-- START OF Listing --

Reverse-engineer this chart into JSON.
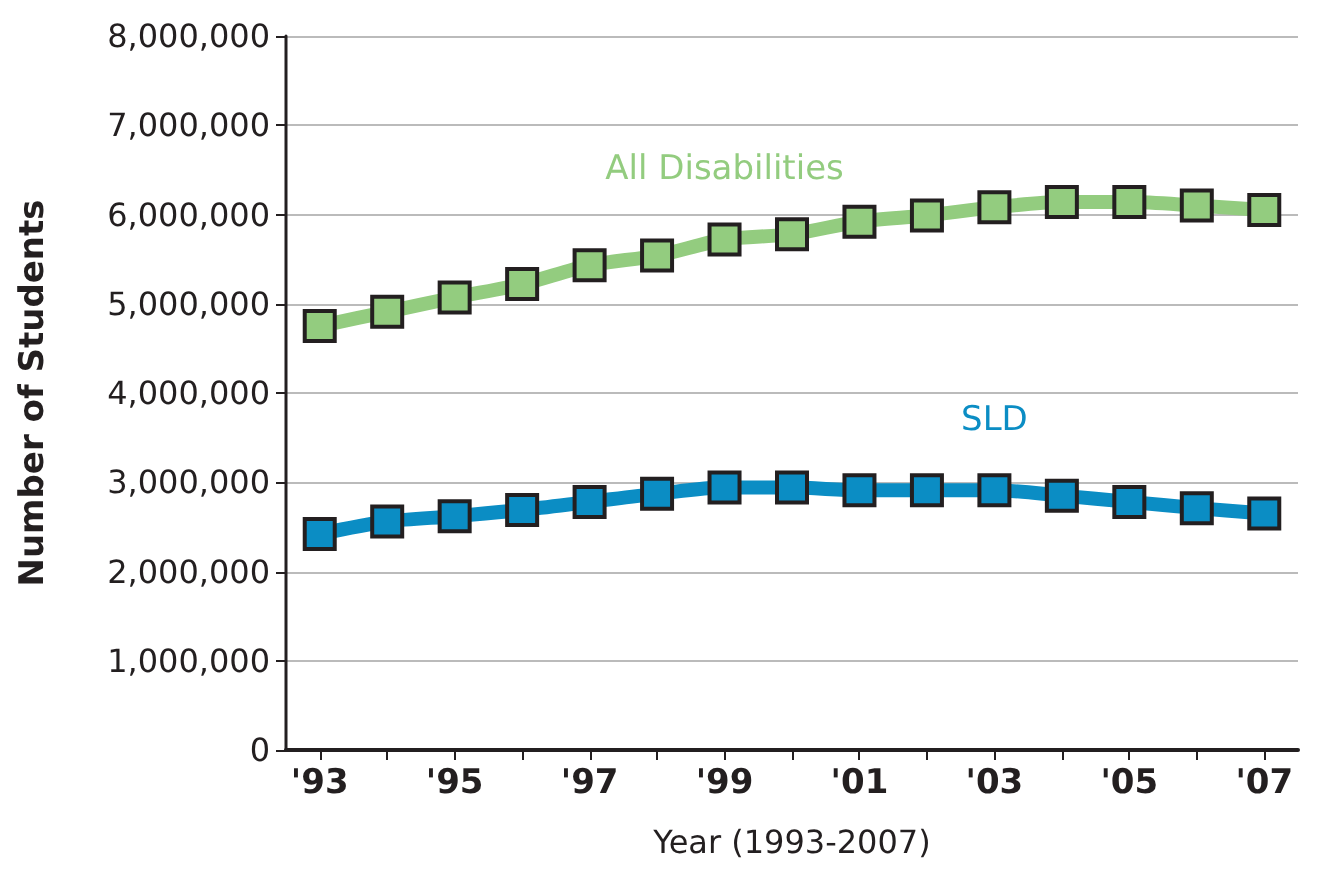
{
  "chart_data": {
    "type": "line",
    "xlabel": "Year (1993-2007)",
    "ylabel": "Number of Students",
    "categories": [
      "'93",
      null,
      "'95",
      null,
      "'97",
      null,
      "'99",
      null,
      "'01",
      null,
      "'03",
      null,
      "'05",
      null,
      "'07"
    ],
    "series": [
      {
        "name": "All Disabilities",
        "color": "#93cc7f",
        "values": [
          4750000,
          4910000,
          5070000,
          5220000,
          5430000,
          5540000,
          5720000,
          5780000,
          5920000,
          5990000,
          6080000,
          6140000,
          6140000,
          6100000,
          6050000
        ]
      },
      {
        "name": "SLD",
        "color": "#0b8dc4",
        "values": [
          2420000,
          2560000,
          2620000,
          2690000,
          2780000,
          2870000,
          2940000,
          2940000,
          2910000,
          2910000,
          2910000,
          2850000,
          2780000,
          2710000,
          2650000
        ]
      }
    ],
    "ylim": [
      0,
      8000000
    ],
    "yticks": [
      0,
      {
        "value": 1000000,
        "label": "1,000,000"
      },
      {
        "value": 2000000,
        "label": "2,000,000"
      },
      {
        "value": 3000000,
        "label": "3,000,000"
      },
      {
        "value": 4000000,
        "label": "4,000,000"
      },
      {
        "value": 5000000,
        "label": "5,000,000"
      },
      {
        "value": 6000000,
        "label": "6,000,000"
      },
      {
        "value": 7000000,
        "label": "7,000,000"
      },
      {
        "value": 8000000,
        "label": "8,000,000"
      }
    ],
    "grid": "y",
    "legend": false,
    "marker": "square",
    "line_style": "solid"
  }
}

-- END OF Listing --

» Task
Copy out all the entries exactly. Images stay out of the copy.

» Reply to the task
Reverse-engineer this chart into JSON.
{
  "chart_data": {
    "type": "line",
    "xlabel": "Year (1993-2007)",
    "ylabel": "Number of Students",
    "categories": [
      "'93",
      null,
      "'95",
      null,
      "'97",
      null,
      "'99",
      null,
      "'01",
      null,
      "'03",
      null,
      "'05",
      null,
      "'07"
    ],
    "series": [
      {
        "name": "All Disabilities",
        "color": "#93cc7f",
        "values": [
          4750000,
          4910000,
          5070000,
          5220000,
          5430000,
          5540000,
          5720000,
          5780000,
          5920000,
          5990000,
          6080000,
          6140000,
          6140000,
          6100000,
          6050000
        ]
      },
      {
        "name": "SLD",
        "color": "#0b8dc4",
        "values": [
          2420000,
          2560000,
          2620000,
          2690000,
          2780000,
          2870000,
          2940000,
          2940000,
          2910000,
          2910000,
          2910000,
          2850000,
          2780000,
          2710000,
          2650000
        ]
      }
    ],
    "ylim": [
      0,
      8000000
    ],
    "yticks": [
      0,
      {
        "value": 1000000,
        "label": "1,000,000"
      },
      {
        "value": 2000000,
        "label": "2,000,000"
      },
      {
        "value": 3000000,
        "label": "3,000,000"
      },
      {
        "value": 4000000,
        "label": "4,000,000"
      },
      {
        "value": 5000000,
        "label": "5,000,000"
      },
      {
        "value": 6000000,
        "label": "6,000,000"
      },
      {
        "value": 7000000,
        "label": "7,000,000"
      },
      {
        "value": 8000000,
        "label": "8,000,000"
      }
    ],
    "grid": "y",
    "legend": false,
    "marker": "square",
    "line_style": "solid"
  }
}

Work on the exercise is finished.